A run of records:
--------
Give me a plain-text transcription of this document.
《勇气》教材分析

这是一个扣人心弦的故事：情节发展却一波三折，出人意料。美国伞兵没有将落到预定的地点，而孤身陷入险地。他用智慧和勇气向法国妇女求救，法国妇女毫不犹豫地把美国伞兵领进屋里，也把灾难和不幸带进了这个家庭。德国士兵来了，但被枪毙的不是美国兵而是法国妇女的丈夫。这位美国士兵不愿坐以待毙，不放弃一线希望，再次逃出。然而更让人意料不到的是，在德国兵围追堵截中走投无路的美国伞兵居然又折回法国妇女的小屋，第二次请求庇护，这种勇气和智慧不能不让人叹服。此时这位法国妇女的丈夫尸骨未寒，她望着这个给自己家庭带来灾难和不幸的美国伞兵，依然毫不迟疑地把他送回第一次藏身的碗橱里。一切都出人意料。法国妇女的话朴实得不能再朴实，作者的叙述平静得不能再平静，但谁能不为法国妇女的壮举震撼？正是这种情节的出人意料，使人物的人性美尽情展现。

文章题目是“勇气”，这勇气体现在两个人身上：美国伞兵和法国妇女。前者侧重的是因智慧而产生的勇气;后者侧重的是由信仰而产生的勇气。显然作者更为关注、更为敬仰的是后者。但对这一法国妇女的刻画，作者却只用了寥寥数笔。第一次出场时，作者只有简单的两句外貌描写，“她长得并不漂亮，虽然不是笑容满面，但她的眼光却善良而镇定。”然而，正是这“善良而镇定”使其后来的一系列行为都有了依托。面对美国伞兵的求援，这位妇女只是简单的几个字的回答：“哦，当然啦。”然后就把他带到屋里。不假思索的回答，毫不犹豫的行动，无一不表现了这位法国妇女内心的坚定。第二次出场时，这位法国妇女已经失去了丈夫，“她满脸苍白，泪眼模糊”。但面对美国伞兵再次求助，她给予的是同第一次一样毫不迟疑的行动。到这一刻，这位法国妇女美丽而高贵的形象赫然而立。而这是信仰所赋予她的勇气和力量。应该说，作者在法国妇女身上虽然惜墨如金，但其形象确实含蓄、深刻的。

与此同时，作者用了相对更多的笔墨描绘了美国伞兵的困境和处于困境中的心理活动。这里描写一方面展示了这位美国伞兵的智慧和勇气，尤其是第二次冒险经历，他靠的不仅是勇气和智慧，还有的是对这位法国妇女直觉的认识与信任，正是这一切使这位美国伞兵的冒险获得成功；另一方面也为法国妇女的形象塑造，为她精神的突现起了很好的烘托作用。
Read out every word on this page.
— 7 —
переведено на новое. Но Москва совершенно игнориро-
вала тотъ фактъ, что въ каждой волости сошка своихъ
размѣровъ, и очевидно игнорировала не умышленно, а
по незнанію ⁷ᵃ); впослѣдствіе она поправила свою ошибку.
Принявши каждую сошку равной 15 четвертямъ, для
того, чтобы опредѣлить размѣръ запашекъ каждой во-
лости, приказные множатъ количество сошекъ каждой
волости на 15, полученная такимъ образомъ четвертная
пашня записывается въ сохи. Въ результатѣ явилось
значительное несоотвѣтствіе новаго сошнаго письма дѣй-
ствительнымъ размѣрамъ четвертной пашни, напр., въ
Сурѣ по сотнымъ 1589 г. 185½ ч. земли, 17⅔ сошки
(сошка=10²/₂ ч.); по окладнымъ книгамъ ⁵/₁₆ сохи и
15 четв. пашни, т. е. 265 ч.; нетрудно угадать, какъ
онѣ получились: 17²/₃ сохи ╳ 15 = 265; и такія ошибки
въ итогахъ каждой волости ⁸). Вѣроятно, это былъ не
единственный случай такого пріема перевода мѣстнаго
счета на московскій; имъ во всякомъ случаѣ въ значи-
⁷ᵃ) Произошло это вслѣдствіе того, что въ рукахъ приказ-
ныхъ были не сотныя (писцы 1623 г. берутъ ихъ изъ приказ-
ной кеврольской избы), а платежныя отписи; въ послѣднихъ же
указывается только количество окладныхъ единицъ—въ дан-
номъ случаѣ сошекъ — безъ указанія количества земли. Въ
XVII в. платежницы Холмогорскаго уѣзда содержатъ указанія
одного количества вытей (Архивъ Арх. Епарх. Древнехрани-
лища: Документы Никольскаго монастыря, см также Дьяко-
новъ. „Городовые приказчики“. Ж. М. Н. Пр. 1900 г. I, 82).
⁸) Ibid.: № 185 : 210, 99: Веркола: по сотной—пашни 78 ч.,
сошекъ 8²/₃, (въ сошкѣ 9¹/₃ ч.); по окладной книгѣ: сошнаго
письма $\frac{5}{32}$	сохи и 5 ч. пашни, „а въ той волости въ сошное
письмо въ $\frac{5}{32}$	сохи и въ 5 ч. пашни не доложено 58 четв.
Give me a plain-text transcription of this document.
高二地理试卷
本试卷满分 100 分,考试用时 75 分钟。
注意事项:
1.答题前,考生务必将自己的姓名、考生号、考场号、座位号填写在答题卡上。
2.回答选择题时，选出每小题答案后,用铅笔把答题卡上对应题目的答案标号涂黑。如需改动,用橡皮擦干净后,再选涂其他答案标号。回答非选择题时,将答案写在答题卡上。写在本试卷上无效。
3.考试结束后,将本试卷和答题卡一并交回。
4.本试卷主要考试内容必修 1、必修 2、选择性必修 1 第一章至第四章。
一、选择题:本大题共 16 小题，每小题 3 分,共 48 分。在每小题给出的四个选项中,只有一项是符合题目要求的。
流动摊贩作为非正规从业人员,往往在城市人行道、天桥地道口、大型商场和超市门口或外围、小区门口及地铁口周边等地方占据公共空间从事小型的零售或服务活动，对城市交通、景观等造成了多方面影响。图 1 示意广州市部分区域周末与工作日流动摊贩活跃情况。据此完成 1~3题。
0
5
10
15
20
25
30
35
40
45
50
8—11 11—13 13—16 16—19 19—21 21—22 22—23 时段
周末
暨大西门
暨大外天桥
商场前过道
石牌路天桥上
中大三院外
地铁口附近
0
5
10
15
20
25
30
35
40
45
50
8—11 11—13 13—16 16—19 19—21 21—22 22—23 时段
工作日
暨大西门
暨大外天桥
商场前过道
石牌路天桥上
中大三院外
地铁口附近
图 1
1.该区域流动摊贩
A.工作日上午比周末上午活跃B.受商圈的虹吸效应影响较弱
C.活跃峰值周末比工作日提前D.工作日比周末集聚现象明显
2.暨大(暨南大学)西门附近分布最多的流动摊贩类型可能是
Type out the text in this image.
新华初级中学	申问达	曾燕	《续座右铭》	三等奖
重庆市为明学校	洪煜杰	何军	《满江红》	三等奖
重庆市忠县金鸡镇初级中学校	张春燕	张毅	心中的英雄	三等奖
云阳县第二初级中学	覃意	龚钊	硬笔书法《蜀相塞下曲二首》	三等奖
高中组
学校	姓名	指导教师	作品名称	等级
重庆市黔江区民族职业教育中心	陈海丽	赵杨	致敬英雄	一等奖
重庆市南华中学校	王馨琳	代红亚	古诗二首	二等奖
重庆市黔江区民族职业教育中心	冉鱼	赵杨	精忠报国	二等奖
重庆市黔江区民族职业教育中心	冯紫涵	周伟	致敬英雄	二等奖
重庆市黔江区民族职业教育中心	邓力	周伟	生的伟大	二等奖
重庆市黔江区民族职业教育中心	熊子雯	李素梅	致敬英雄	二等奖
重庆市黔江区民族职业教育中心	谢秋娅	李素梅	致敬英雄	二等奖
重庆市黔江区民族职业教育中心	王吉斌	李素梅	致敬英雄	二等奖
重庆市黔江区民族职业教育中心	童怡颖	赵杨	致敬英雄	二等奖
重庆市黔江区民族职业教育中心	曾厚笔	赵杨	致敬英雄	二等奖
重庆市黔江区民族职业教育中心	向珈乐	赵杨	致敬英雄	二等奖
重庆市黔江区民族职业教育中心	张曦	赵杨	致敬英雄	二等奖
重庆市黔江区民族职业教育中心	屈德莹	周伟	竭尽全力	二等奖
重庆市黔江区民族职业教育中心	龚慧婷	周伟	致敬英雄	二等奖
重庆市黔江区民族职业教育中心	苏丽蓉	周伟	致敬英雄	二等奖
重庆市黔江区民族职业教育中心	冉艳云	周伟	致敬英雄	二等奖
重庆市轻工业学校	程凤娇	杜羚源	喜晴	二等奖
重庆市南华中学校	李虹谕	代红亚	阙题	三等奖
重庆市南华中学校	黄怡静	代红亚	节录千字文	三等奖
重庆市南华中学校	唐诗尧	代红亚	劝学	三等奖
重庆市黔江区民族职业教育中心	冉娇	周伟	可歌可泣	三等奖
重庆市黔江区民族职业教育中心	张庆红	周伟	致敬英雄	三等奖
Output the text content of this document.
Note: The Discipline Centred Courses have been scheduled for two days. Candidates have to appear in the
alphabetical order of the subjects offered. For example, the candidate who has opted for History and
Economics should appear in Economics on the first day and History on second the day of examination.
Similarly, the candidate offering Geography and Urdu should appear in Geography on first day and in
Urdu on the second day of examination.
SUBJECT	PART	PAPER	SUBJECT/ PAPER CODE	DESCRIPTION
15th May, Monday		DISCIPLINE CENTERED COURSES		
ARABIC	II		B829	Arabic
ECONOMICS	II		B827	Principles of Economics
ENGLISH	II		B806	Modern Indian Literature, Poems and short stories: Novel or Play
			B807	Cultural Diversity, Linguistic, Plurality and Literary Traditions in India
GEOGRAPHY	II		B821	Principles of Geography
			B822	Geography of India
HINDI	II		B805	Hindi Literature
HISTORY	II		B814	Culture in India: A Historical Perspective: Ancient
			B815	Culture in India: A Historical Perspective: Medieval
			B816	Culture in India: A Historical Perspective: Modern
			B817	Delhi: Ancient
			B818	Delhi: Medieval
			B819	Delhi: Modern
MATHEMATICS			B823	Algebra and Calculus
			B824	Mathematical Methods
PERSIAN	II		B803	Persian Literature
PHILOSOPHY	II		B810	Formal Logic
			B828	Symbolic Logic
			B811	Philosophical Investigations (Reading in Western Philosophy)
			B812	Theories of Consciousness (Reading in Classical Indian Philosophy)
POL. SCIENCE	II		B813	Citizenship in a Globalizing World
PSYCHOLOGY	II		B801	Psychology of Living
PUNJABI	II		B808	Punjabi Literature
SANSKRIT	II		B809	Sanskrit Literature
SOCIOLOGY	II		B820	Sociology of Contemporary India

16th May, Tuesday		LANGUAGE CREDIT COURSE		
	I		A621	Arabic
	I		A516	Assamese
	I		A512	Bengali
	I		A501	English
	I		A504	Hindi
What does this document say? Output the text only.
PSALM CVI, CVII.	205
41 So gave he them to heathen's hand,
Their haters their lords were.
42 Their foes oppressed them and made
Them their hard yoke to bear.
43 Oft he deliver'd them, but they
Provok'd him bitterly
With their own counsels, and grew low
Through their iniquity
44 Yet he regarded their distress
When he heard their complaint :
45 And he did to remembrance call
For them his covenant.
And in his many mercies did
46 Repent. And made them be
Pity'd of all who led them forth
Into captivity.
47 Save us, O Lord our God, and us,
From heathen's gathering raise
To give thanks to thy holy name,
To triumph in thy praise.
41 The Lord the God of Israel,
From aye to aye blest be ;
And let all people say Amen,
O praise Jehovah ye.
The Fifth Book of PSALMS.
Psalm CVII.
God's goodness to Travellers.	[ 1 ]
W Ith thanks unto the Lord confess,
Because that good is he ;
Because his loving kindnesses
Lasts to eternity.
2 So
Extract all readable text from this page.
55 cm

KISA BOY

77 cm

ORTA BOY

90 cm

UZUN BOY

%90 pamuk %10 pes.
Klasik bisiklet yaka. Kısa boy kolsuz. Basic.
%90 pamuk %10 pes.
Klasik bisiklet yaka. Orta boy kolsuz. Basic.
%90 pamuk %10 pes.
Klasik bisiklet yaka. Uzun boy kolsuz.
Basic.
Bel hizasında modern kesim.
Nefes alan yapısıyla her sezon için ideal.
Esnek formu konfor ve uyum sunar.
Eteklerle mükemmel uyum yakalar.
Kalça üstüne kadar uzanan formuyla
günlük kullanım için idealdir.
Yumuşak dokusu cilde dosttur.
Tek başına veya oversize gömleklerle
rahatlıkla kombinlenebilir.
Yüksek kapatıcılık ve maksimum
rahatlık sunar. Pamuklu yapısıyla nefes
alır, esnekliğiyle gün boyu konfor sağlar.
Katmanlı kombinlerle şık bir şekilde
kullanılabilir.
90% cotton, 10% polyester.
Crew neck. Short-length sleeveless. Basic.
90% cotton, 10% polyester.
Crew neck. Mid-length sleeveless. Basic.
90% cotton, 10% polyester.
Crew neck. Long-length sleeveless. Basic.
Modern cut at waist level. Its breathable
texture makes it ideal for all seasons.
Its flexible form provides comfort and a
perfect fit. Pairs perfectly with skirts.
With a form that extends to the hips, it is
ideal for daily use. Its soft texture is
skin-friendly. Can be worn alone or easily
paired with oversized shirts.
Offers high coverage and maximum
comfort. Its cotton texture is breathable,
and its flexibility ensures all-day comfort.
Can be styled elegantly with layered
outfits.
--------
Your task is to report how many lines of the material include the string "sleeveless". Give the number and no other words.

3